[START OF Task input]

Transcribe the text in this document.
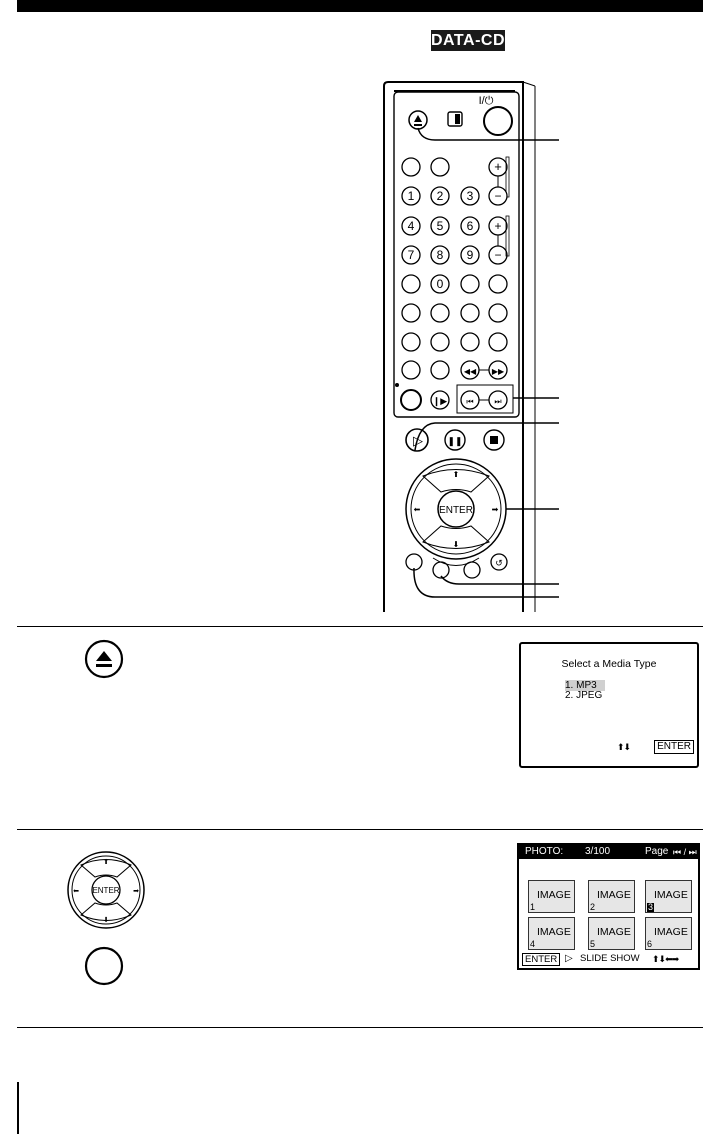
DATA-CD
I/⏻
+
1 2 3 −
4 5 6 +
7 8 9 −
0
◀◀ ▶▶
❙▶ ⏮	⏭
▷	❚❚
ENTER
⬆
⬇
⬅	➡
↺
Select a Media Type
1. MP3
2. JPEG
⬆⬇	ENTER
ENTER
⬆
⬇
⬅	➡
PHOTO: 3/100	Page ⏮ / ⏭
IMAGE
1
IMAGE
2
IMAGE
3
IMAGE
4
IMAGE
5
IMAGE
6
ENTER ▷ SLIDE SHOW ⬆⬇⬅➡
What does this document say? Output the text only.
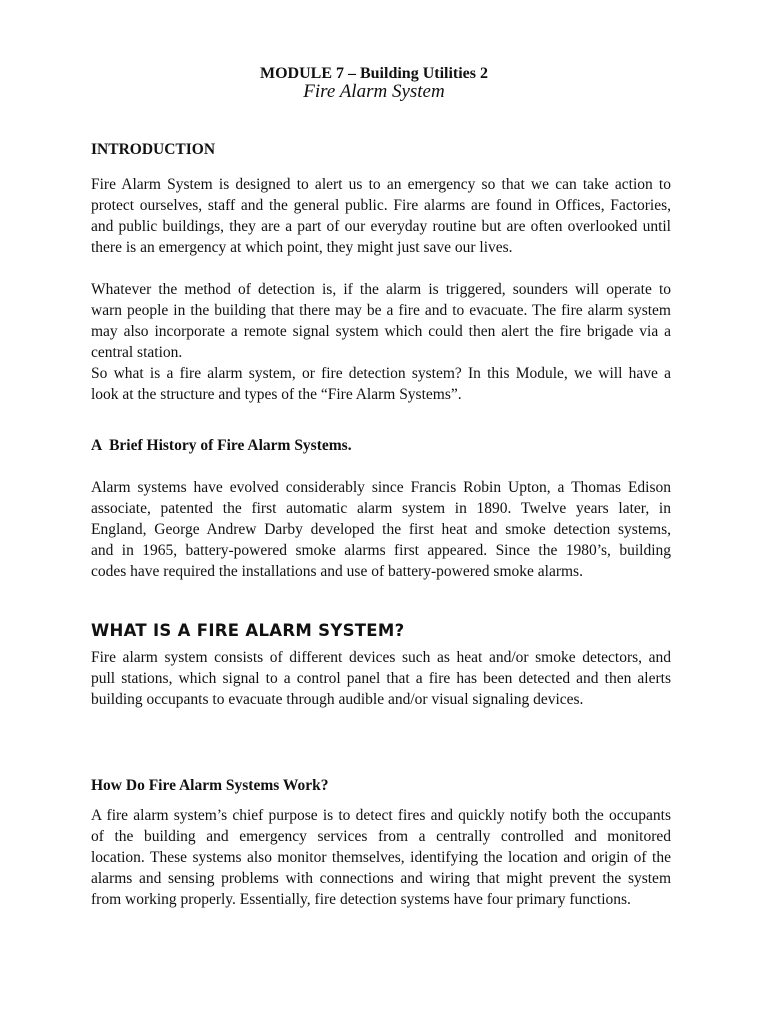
MODULE 7 – Building Utilities 2
Fire Alarm System
INTRODUCTION
Fire Alarm System is designed to alert us to an emergency so that we can take action to
protect ourselves, staff and the general public. Fire alarms are found in Offices, Factories,
and public buildings, they are a part of our everyday routine but are often overlooked until
there is an emergency at which point, they might just save our lives.
Whatever the method of detection is, if the alarm is triggered, sounders will operate to
warn people in the building that there may be a fire and to evacuate. The fire alarm system
may also incorporate a remote signal system which could then alert the fire brigade via a
central station.
So what is a fire alarm system, or fire detection system? In this Module, we will have a
look at the structure and types of the “Fire Alarm Systems”.
A  Brief History of Fire Alarm Systems.
Alarm systems have evolved considerably since Francis Robin Upton, a Thomas Edison
associate, patented the first automatic alarm system in 1890. Twelve years later, in
England, George Andrew Darby developed the first heat and smoke detection systems,
and in 1965, battery-powered smoke alarms first appeared. Since the 1980’s, building
codes have required the installations and use of battery-powered smoke alarms.
WHAT IS A FIRE ALARM SYSTEM?
Fire alarm system consists of different devices such as heat and/or smoke detectors, and
pull stations, which signal to a control panel that a fire has been detected and then alerts
building occupants to evacuate through audible and/or visual signaling devices.
How Do Fire Alarm Systems Work?
A fire alarm system’s chief purpose is to detect fires and quickly notify both the occupants
of the building and emergency services from a centrally controlled and monitored
location. These systems also monitor themselves, identifying the location and origin of the
alarms and sensing problems with connections and wiring that might prevent the system
from working properly. Essentially, fire detection systems have four primary functions.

[END OF Task input]

Task description
Search the entries for the word "heat" and pick out every line that holds it.

Full response
England, George Andrew Darby developed the first heat and smoke detection systems,
Fire alarm system consists of different devices such as heat and/or smoke detectors, and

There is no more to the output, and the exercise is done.